GIVEN TASK:
Reproduce the listing below verbatim, from its first line through the line containing "handwritten-name: Edy Eras [443,966,702,1020]", inclusive.

ENTRIES SUPPLIED:

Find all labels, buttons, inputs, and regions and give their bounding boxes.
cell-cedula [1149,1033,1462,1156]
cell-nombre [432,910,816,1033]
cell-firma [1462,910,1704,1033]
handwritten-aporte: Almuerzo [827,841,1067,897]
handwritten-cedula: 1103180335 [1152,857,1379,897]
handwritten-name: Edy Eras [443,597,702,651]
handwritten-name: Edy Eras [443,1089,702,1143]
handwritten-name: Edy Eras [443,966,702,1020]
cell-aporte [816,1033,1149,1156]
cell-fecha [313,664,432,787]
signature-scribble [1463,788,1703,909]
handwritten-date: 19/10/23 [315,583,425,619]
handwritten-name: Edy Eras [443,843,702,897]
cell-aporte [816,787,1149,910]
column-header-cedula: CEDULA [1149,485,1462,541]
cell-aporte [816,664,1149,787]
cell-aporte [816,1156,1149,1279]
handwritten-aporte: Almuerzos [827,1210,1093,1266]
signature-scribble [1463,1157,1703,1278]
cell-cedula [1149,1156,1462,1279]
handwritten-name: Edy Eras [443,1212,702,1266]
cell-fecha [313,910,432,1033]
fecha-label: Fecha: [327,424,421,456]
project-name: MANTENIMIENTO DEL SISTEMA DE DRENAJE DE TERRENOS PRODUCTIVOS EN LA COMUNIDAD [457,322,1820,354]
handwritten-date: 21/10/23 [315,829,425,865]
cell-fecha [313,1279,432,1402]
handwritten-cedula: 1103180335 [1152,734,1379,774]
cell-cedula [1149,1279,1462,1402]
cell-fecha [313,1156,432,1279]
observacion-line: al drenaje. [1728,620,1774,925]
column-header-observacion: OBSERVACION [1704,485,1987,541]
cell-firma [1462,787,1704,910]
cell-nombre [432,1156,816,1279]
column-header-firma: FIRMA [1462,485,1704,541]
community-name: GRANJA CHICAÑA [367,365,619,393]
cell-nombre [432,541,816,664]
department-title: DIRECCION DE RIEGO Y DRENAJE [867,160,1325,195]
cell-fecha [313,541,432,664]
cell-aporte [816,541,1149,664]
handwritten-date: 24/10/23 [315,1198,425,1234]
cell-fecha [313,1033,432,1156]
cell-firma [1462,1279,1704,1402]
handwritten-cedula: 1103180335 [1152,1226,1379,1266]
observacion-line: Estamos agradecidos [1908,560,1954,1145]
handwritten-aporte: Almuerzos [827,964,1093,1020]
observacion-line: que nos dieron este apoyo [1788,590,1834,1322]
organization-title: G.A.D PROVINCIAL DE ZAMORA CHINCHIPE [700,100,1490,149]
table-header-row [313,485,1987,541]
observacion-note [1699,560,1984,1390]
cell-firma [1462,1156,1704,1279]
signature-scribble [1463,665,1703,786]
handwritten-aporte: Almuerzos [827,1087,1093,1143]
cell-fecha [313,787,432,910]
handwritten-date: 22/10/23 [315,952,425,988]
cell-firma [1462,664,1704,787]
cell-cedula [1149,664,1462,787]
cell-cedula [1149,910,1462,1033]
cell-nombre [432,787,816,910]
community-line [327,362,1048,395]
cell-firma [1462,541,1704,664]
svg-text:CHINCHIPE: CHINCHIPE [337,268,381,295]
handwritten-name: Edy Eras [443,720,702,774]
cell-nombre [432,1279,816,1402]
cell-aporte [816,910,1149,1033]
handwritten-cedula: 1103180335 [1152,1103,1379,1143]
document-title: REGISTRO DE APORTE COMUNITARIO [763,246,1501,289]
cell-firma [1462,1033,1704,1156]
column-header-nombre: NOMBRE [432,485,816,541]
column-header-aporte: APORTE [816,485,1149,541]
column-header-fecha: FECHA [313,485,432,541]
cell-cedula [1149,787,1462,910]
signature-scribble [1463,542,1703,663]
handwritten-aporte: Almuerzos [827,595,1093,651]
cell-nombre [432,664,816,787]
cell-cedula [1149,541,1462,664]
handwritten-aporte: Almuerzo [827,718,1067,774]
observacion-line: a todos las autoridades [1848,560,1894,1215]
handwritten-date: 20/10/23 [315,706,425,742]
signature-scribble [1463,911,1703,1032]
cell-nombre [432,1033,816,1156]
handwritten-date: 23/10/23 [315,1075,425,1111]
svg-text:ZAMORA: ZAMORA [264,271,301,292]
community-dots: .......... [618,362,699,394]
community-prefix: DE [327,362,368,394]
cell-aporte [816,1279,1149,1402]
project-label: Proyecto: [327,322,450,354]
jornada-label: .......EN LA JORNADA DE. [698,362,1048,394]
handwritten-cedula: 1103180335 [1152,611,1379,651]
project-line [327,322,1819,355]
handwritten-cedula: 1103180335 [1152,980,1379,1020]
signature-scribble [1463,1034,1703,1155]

TASK OUTPUT:
Find all labels, buttons, inputs, and regions and give their bounding boxes.
cell-cedula [1149,1033,1462,1156]
cell-nombre [432,910,816,1033]
cell-firma [1462,910,1704,1033]
handwritten-aporte: Almuerzo [827,841,1067,897]
handwritten-cedula: 1103180335 [1152,857,1379,897]
handwritten-name: Edy Eras [443,597,702,651]
handwritten-name: Edy Eras [443,1089,702,1143]
handwritten-name: Edy Eras [443,966,702,1020]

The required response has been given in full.